TASK DIRECTIONS:
In the material below, find all lines with the string "byer" and copy them.

[Data entries]
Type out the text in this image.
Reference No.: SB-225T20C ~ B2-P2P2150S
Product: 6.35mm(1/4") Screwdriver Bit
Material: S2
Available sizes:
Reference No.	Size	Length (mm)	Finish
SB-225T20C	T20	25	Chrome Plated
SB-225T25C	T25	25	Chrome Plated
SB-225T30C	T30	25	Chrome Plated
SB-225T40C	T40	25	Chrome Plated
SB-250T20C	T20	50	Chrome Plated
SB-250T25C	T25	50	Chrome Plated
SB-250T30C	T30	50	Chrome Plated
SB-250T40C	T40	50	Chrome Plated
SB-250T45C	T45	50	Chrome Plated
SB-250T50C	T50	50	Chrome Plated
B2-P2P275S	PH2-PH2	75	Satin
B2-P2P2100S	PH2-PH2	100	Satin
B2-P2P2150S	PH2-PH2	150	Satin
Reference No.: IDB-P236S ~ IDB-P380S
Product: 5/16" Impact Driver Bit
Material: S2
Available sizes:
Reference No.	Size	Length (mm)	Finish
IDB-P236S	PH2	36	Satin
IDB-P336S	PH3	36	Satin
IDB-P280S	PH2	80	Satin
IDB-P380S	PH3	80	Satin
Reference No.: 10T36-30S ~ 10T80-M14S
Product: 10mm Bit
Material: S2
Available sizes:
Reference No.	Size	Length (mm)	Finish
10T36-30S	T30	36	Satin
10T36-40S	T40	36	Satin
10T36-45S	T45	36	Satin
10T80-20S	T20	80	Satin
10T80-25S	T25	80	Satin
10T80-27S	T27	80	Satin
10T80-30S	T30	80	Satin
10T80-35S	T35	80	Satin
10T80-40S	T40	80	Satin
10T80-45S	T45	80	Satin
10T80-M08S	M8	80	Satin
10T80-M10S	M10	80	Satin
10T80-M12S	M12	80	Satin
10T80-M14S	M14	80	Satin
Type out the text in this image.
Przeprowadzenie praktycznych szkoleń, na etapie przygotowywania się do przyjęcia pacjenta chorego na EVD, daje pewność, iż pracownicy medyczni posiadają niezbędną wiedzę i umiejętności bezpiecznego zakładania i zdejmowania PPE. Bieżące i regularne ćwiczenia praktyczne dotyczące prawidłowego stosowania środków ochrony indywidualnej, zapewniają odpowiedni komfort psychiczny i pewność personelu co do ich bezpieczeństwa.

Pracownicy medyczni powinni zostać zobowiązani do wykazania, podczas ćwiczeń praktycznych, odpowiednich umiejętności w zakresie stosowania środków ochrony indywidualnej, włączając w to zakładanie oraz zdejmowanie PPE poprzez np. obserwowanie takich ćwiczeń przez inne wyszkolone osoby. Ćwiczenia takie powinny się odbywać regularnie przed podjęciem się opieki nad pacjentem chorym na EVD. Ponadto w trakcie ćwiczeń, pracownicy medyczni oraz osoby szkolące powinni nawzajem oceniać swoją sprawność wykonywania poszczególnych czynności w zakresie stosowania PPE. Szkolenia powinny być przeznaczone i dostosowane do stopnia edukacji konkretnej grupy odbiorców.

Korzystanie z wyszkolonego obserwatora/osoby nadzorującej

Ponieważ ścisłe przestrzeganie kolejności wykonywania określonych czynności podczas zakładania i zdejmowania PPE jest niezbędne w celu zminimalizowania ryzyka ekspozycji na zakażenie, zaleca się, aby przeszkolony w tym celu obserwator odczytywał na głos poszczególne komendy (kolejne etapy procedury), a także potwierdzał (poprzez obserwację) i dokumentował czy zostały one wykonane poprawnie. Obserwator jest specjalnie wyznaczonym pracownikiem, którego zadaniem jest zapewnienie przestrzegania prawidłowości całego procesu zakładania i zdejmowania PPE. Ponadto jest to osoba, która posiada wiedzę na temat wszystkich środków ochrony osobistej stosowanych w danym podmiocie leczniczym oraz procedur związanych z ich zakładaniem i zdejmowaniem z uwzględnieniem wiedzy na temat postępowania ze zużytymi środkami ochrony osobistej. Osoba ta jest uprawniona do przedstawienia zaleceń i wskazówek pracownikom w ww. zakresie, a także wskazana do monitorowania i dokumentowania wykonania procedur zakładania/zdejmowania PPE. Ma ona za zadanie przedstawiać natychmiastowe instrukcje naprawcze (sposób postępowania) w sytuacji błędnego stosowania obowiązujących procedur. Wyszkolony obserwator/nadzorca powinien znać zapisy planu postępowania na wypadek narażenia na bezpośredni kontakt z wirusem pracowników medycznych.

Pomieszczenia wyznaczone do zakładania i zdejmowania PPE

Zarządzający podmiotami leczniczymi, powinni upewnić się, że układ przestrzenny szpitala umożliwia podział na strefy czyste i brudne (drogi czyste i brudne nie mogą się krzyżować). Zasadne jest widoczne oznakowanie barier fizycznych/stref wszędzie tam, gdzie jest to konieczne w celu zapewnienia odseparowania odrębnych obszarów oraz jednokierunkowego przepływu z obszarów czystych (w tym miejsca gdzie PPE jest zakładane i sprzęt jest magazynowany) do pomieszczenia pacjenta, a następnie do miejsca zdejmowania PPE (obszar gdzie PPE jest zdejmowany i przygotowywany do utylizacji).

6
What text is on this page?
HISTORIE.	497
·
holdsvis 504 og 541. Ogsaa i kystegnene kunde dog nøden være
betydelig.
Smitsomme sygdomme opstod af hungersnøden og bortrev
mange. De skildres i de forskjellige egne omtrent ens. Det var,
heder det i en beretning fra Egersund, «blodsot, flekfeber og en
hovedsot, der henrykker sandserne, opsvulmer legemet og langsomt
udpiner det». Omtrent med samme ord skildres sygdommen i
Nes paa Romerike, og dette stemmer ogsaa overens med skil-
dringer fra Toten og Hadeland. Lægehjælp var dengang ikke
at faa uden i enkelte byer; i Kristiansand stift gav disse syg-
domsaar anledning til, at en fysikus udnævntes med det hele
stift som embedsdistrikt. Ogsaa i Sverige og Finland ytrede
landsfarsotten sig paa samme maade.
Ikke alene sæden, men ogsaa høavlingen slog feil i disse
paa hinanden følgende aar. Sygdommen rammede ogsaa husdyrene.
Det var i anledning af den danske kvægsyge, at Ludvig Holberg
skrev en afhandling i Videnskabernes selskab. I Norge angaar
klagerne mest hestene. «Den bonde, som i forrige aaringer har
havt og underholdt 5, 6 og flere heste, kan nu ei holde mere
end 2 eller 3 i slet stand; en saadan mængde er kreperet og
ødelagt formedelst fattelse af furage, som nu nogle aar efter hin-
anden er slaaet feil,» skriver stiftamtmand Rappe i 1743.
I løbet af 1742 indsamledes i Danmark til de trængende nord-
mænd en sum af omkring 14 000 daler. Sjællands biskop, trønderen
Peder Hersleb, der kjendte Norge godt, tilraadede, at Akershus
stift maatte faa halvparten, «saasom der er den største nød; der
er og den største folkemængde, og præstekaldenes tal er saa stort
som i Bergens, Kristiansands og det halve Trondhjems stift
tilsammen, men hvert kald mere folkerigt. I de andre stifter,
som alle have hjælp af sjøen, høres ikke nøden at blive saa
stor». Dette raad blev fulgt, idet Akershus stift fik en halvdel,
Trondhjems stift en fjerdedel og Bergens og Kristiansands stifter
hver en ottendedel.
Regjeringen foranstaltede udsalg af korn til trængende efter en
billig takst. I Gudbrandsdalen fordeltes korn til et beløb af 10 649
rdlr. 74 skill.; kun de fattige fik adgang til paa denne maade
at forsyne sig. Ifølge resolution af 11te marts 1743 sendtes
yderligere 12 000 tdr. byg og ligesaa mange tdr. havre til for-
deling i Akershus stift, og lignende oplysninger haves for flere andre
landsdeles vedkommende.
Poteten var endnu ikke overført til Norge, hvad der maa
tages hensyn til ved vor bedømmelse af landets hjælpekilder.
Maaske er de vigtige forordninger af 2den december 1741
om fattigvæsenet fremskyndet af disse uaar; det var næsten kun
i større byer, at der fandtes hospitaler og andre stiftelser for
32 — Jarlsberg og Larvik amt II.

CORRECT ANSWER:
at faa uden i enkelte byer; i Kristiansand stift gav disse syg-
i større byer, at der fandtes hospitaler og andre stiftelser for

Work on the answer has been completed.